## Goal of the exercise
Pick out each line containing the string "this" and copy it.

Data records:
* Start *

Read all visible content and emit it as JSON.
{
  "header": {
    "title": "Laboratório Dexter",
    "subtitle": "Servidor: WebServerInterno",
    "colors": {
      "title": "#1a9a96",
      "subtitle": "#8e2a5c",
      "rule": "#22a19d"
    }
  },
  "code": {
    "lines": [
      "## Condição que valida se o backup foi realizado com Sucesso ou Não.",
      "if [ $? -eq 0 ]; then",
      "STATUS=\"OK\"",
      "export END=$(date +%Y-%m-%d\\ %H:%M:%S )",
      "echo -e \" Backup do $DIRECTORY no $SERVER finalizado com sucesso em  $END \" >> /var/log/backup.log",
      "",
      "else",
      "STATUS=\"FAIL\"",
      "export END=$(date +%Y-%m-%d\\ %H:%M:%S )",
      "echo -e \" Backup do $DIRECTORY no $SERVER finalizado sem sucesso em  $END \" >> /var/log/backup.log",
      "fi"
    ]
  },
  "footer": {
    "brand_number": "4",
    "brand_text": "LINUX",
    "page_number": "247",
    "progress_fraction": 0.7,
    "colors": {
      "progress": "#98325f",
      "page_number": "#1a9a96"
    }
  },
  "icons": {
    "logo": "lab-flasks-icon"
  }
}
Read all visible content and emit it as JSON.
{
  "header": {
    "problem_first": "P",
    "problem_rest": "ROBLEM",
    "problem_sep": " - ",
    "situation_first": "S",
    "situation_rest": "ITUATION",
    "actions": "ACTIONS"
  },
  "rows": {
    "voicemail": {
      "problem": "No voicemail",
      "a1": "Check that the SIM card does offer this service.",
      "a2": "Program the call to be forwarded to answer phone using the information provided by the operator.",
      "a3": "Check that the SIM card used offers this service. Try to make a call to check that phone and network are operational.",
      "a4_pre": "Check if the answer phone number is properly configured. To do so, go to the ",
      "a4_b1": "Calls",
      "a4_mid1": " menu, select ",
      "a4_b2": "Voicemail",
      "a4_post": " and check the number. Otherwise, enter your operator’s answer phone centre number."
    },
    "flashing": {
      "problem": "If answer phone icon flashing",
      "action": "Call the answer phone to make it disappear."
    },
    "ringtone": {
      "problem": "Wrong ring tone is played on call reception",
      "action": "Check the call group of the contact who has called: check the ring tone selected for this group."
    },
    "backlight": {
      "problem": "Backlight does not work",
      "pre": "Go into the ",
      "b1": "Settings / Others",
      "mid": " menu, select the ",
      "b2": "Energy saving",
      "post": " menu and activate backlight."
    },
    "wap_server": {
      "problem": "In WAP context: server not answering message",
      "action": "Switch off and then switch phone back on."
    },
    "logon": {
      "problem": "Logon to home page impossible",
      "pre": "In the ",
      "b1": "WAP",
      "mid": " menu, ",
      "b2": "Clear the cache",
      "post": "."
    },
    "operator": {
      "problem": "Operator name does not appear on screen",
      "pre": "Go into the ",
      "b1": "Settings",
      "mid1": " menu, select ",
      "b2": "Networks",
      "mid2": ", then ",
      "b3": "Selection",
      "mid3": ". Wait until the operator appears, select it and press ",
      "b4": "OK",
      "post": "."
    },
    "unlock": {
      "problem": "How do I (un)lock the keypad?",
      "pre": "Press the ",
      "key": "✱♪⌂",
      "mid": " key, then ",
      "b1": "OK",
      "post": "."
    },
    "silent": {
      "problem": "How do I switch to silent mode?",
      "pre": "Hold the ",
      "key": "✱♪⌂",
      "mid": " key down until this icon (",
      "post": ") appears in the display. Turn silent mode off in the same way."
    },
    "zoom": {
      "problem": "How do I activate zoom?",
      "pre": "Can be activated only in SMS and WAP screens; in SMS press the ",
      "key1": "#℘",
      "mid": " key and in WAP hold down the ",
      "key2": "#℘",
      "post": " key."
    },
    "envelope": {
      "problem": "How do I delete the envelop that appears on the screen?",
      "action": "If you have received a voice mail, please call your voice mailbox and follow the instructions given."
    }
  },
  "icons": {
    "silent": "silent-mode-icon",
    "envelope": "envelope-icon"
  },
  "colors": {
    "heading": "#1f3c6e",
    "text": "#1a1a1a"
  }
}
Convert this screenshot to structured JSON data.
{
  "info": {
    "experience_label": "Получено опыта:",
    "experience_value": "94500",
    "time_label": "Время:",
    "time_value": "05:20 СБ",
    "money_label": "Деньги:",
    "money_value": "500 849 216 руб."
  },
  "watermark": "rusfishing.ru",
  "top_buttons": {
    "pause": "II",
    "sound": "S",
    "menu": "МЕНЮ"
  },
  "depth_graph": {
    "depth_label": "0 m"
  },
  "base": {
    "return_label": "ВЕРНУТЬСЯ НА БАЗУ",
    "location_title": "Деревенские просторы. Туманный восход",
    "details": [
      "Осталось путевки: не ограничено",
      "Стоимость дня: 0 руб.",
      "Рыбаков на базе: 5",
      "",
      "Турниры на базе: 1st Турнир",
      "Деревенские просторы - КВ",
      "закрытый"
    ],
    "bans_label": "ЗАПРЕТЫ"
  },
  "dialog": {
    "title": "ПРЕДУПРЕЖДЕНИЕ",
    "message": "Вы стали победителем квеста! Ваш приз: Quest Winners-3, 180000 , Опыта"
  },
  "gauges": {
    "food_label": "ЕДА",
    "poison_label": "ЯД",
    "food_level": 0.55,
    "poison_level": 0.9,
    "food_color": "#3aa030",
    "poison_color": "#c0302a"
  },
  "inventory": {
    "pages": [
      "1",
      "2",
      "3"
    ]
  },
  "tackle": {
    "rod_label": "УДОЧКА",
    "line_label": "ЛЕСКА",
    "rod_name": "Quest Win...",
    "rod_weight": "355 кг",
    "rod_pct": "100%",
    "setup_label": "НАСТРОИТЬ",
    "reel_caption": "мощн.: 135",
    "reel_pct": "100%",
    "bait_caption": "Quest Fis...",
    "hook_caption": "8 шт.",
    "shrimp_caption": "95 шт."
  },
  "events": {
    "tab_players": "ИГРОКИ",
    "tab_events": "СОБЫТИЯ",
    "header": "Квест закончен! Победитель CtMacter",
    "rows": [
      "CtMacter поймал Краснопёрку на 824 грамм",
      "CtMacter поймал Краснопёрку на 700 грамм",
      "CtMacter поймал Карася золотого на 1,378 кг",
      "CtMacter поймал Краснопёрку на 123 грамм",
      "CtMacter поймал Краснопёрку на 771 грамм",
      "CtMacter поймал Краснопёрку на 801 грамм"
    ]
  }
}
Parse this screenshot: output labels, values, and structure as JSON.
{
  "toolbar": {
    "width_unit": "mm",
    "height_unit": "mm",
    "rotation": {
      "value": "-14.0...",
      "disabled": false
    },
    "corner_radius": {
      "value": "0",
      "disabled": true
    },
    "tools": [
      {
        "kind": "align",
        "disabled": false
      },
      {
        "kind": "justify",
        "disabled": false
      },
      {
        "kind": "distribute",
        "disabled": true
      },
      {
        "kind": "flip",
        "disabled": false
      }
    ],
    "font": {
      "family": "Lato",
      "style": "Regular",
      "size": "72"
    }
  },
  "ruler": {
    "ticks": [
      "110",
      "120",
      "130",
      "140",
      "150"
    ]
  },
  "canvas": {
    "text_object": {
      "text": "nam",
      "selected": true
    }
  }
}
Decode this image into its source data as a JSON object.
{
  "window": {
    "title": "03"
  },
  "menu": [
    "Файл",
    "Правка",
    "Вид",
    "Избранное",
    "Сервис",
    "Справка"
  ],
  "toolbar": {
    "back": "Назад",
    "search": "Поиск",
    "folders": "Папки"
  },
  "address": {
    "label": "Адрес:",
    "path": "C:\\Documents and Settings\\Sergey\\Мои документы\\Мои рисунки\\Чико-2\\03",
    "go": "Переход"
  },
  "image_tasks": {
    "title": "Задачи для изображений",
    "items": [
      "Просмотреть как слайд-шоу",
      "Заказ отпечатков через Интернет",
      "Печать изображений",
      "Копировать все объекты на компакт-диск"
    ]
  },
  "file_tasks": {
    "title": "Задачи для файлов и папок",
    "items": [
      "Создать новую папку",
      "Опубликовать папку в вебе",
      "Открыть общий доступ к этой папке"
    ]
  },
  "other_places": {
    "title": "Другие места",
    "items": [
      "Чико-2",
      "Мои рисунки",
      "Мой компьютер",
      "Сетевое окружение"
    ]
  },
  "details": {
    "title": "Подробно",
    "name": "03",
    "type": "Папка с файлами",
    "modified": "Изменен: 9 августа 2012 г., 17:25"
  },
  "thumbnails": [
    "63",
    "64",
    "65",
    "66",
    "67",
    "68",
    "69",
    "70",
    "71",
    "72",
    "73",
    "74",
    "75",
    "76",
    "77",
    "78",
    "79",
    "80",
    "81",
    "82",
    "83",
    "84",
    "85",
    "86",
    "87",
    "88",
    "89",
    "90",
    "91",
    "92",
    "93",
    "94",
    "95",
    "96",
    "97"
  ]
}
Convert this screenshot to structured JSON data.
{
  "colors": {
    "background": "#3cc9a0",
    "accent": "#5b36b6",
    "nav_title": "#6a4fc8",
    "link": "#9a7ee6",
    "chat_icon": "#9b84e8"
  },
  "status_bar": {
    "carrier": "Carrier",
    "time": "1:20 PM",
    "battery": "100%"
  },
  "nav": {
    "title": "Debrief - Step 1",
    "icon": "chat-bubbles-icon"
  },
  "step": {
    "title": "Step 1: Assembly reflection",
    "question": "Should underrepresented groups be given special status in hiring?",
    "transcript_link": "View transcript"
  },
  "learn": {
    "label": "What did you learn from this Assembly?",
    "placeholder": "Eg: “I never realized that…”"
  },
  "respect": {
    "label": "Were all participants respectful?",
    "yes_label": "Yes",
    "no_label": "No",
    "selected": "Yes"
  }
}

* End *

## Exercise solution
      "a1": "Check that the SIM card does offer this service.",
      "a3": "Check that the SIM card used offers this service. Try to make a call to check that phone and network are operational.",
      "action": "Check the call group of the contact who has called: check the ring tone selected for this group."
      "mid": " key down until this icon (",
Convert this screenshot to structured JSON data.
Parse this screenshot: output labels, values, and structure as JSON.
Decode this image into its source data as a JSON object.
Convert this screenshot to structured JSON data.
    "label": "What did you learn from this Assembly?",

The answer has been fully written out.